▶ _What you have to do_: Report every line below that holds the word "Choropleth".

>> Start

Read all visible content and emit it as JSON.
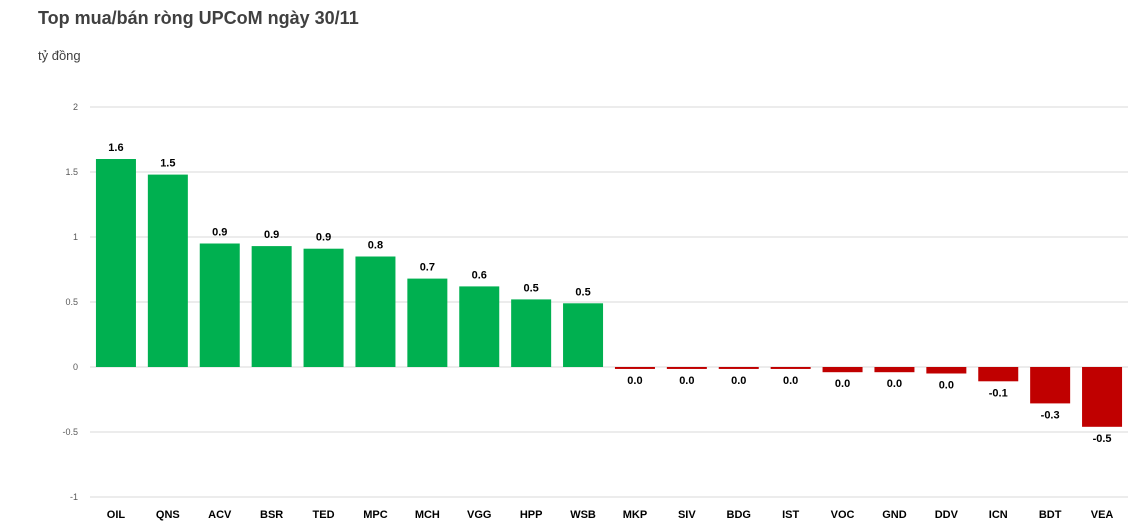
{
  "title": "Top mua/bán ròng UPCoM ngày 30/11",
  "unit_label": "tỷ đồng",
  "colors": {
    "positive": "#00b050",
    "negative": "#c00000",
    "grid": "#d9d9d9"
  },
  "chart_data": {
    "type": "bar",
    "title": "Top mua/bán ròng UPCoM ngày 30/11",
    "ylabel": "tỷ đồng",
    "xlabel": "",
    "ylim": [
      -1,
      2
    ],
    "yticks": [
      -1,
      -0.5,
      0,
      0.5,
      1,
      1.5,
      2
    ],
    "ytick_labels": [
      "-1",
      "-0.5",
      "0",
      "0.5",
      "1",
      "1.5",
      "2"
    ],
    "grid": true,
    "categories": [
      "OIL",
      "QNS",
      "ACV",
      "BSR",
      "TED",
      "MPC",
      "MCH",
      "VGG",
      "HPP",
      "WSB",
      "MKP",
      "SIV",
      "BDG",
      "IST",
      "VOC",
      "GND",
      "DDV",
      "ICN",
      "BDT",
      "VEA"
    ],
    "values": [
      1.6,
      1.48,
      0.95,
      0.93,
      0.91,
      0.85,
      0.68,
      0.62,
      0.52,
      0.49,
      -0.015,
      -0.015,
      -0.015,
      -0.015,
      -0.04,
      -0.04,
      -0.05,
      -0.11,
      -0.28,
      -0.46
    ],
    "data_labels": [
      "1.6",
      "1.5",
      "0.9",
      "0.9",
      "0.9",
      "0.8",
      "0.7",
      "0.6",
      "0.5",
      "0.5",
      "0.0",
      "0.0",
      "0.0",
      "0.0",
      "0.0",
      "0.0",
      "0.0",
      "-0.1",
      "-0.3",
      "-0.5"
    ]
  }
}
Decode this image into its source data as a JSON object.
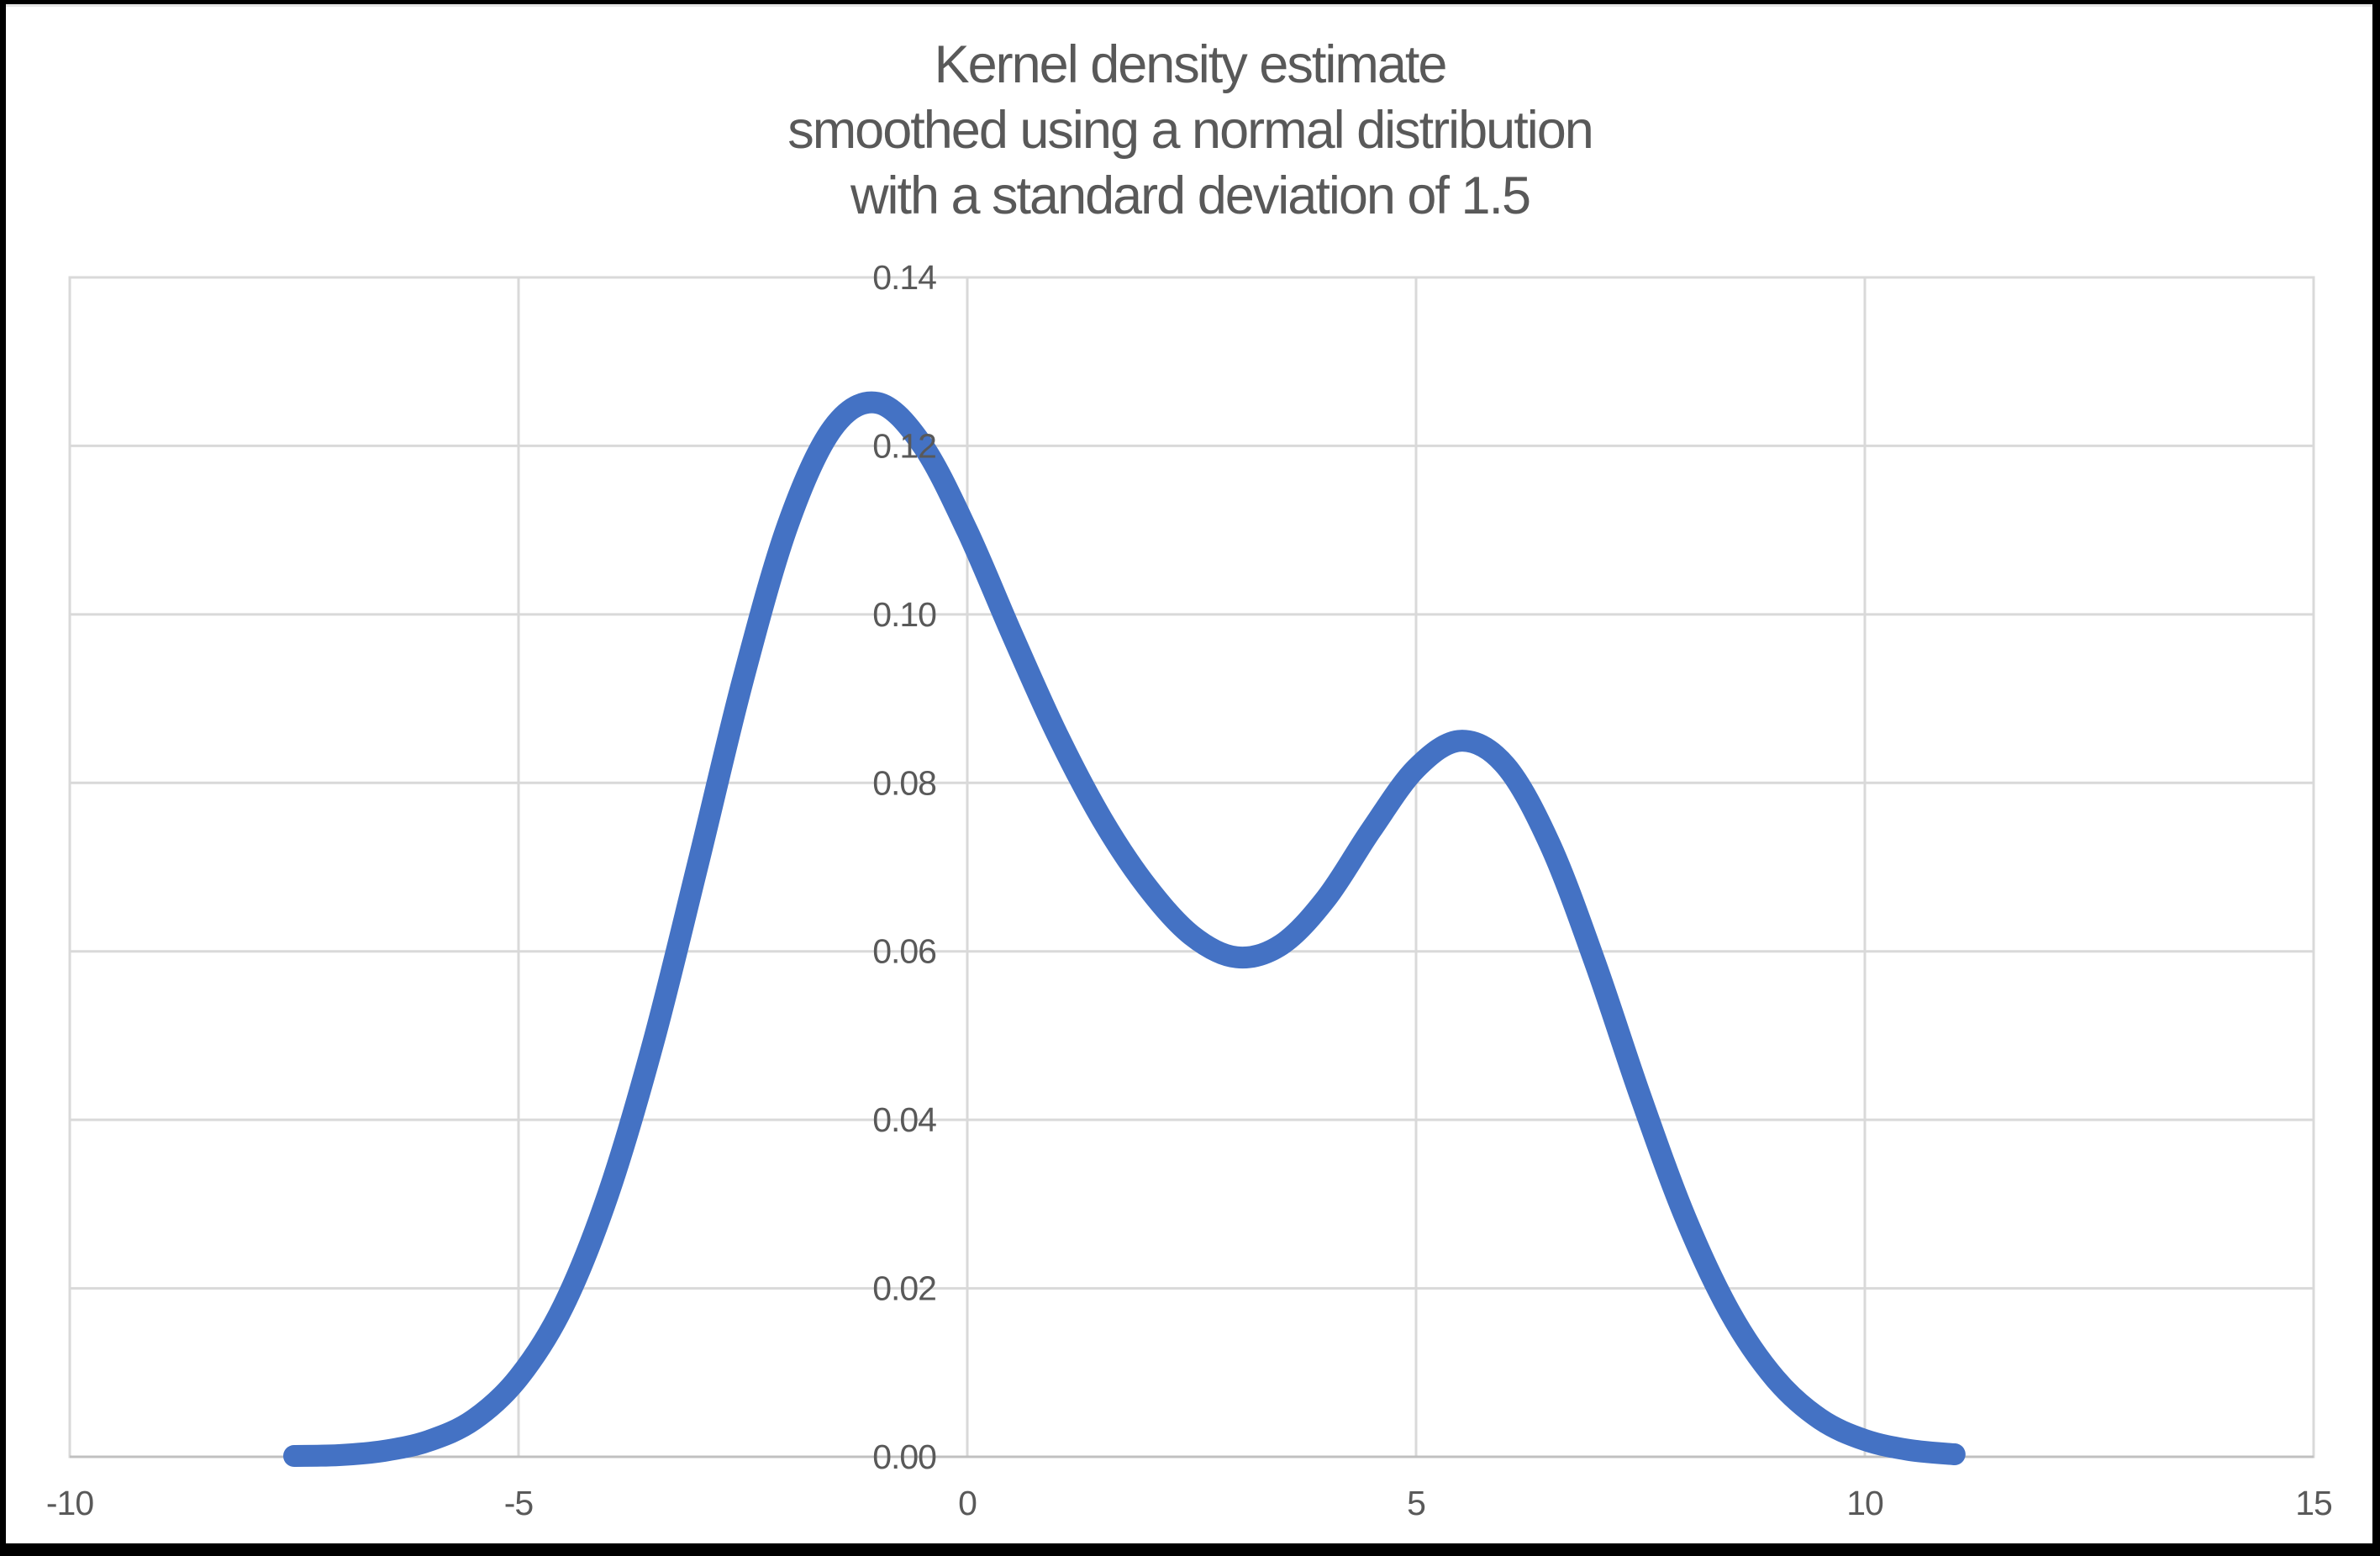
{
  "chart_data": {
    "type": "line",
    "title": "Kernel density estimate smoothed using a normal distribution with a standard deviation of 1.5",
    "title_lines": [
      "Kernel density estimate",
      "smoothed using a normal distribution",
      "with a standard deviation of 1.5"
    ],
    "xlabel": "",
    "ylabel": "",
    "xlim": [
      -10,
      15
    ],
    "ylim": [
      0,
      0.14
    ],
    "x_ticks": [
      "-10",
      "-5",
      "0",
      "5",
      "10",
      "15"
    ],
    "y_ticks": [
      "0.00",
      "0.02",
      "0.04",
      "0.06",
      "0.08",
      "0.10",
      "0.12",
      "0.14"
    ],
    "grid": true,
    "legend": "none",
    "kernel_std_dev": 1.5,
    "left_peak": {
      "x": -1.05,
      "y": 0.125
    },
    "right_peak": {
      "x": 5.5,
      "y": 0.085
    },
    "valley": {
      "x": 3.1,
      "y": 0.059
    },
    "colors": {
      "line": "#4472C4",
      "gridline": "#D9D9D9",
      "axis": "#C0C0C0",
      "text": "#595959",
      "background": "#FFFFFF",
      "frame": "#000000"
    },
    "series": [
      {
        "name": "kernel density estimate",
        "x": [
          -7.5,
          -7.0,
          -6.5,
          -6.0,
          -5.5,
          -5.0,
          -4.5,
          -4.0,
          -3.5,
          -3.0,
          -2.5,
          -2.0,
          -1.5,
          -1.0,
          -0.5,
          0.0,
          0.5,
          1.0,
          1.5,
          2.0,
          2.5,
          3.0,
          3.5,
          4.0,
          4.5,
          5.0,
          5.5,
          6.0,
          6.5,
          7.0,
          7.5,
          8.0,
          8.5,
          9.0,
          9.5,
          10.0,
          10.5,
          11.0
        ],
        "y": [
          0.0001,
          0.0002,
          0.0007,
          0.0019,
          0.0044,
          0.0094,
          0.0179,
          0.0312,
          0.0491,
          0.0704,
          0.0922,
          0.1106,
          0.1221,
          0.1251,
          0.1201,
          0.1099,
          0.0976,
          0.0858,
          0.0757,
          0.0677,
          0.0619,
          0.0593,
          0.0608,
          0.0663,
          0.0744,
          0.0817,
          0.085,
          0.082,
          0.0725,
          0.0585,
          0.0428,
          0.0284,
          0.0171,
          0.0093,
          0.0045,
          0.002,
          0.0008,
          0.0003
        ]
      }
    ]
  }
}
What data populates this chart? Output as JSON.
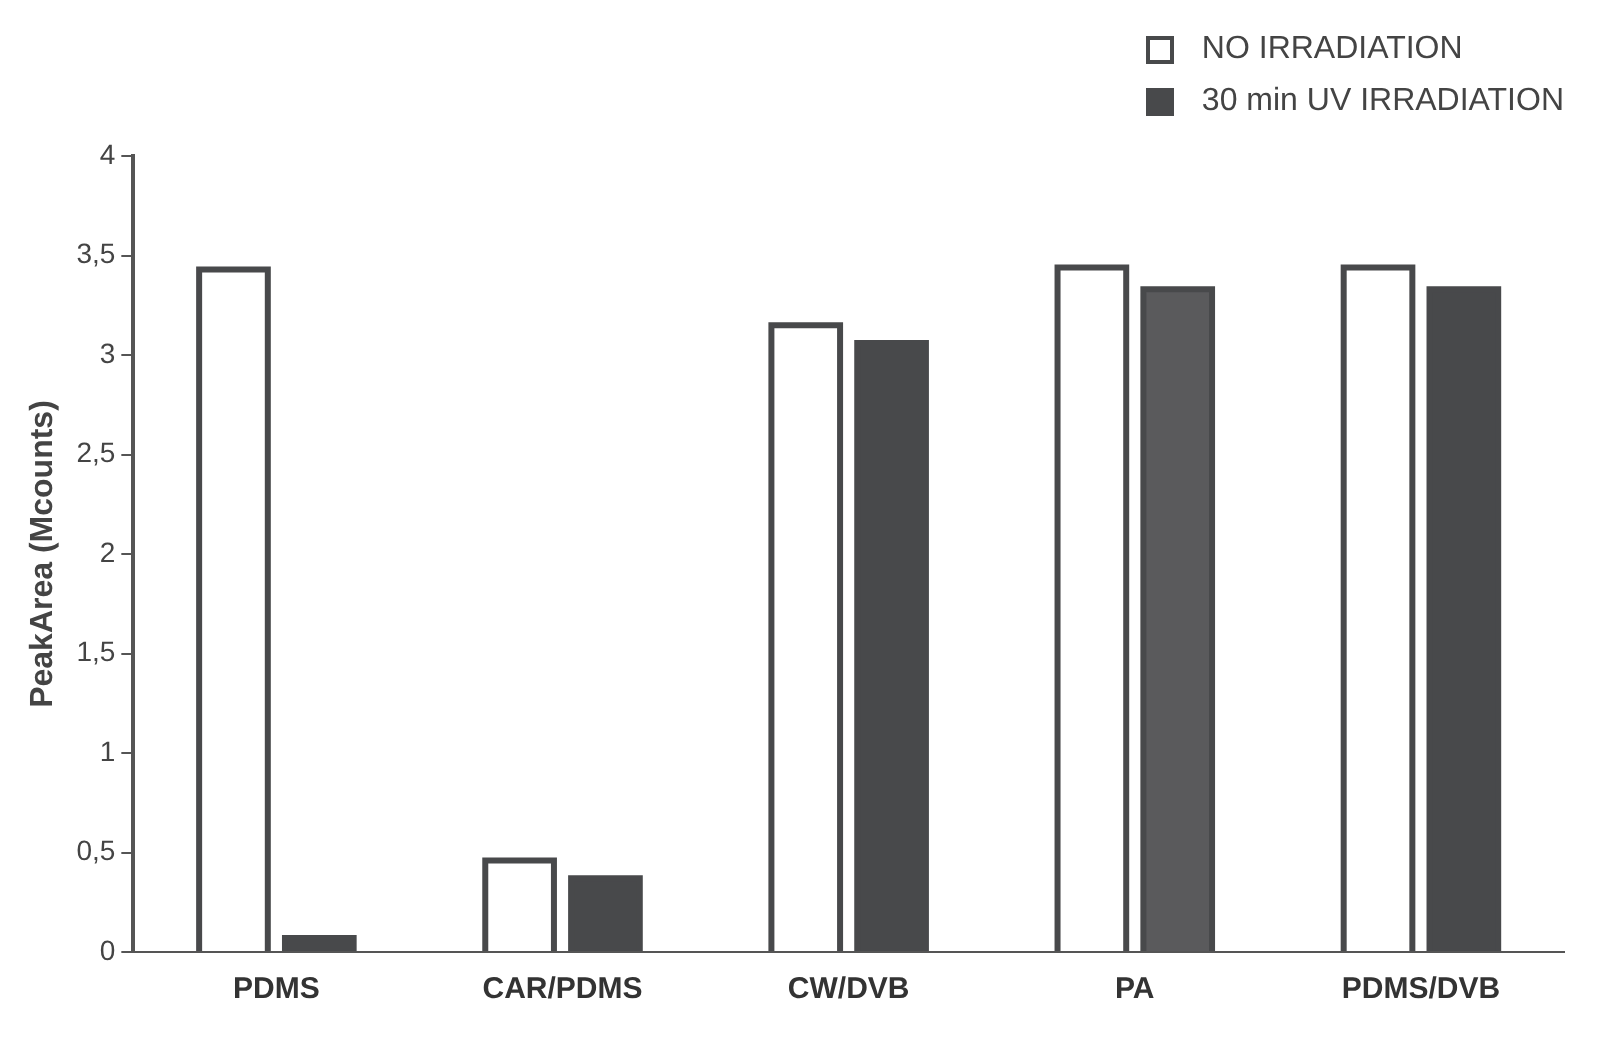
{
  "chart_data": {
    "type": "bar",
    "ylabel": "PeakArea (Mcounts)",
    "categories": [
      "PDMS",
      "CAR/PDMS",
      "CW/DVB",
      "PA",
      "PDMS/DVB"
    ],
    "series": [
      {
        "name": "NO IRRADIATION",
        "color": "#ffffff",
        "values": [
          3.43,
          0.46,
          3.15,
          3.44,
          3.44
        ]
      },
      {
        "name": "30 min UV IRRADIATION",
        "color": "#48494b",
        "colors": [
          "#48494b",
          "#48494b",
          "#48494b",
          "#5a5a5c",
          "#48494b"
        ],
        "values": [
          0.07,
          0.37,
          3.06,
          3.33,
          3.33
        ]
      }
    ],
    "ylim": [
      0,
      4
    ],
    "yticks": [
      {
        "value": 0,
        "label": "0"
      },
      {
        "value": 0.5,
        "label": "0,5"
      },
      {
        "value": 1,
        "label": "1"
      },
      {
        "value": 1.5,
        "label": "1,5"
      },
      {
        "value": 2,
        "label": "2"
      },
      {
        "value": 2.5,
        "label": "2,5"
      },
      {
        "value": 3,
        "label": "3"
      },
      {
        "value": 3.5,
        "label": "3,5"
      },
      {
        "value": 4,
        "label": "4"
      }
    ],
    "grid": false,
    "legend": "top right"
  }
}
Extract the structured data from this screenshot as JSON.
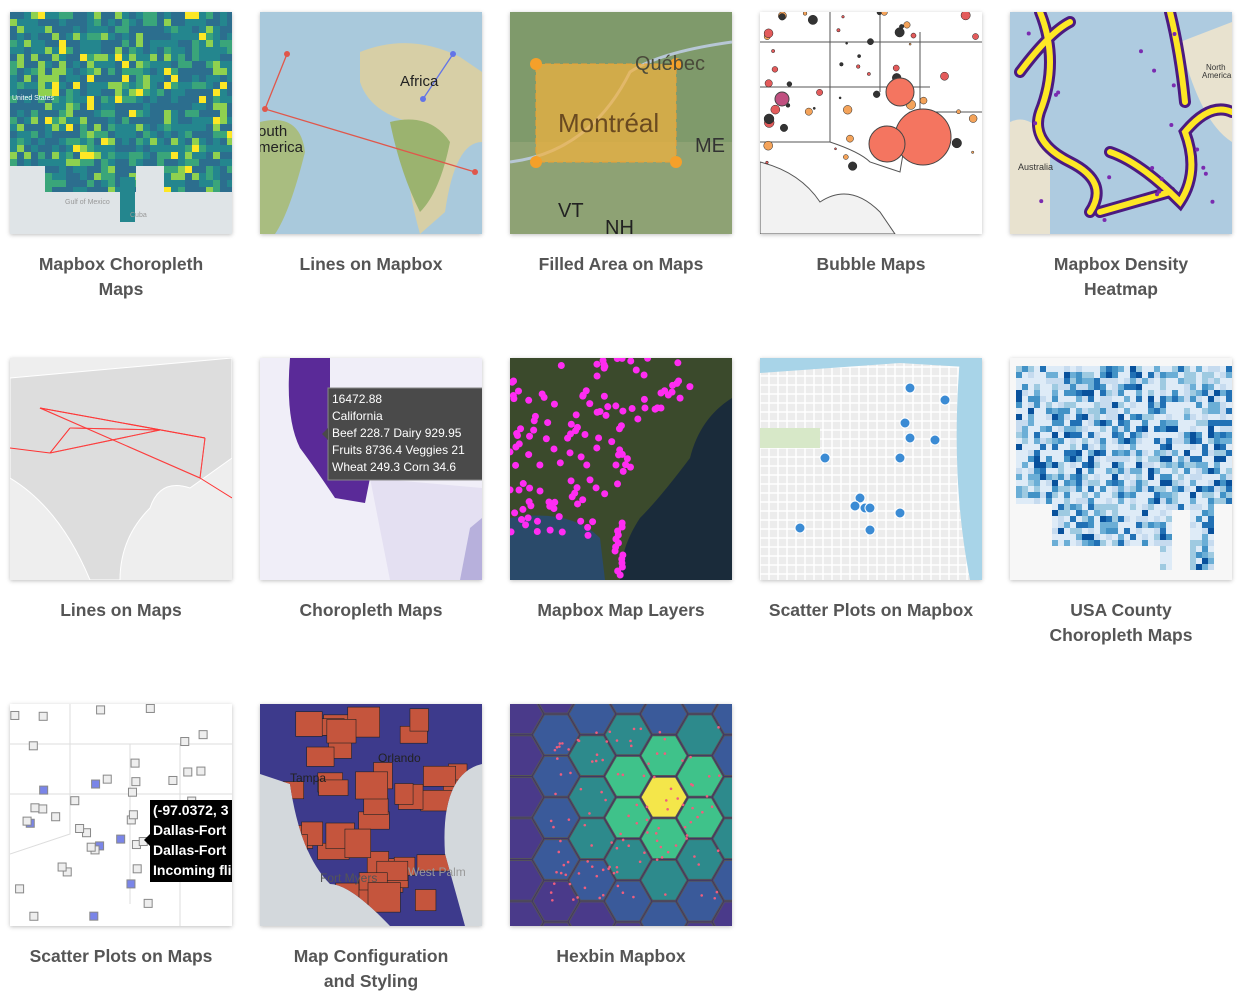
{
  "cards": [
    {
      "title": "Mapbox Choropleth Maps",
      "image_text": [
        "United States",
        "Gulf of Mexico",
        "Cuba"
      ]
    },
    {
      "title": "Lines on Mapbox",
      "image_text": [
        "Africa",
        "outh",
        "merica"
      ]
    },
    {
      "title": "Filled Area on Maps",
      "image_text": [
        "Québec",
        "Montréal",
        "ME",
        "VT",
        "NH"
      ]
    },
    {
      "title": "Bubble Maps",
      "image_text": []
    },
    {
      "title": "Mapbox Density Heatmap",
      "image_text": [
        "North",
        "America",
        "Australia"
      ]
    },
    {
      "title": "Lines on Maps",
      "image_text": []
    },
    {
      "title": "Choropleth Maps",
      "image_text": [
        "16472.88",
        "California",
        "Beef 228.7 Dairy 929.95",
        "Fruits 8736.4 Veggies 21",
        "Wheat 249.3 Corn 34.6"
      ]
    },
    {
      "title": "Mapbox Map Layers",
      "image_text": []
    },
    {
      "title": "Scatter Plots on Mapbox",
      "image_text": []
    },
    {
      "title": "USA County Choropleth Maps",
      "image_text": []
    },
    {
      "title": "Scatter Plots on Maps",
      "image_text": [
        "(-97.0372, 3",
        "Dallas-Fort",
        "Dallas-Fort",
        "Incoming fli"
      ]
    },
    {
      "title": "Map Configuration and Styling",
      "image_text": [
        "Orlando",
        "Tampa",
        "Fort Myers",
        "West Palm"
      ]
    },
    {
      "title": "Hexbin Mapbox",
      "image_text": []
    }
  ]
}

>> End

▶ _Complete output_:
      "title": "Mapbox Choropleth Maps",
      "title": "Choropleth Maps",
      "title": "USA County Choropleth Maps",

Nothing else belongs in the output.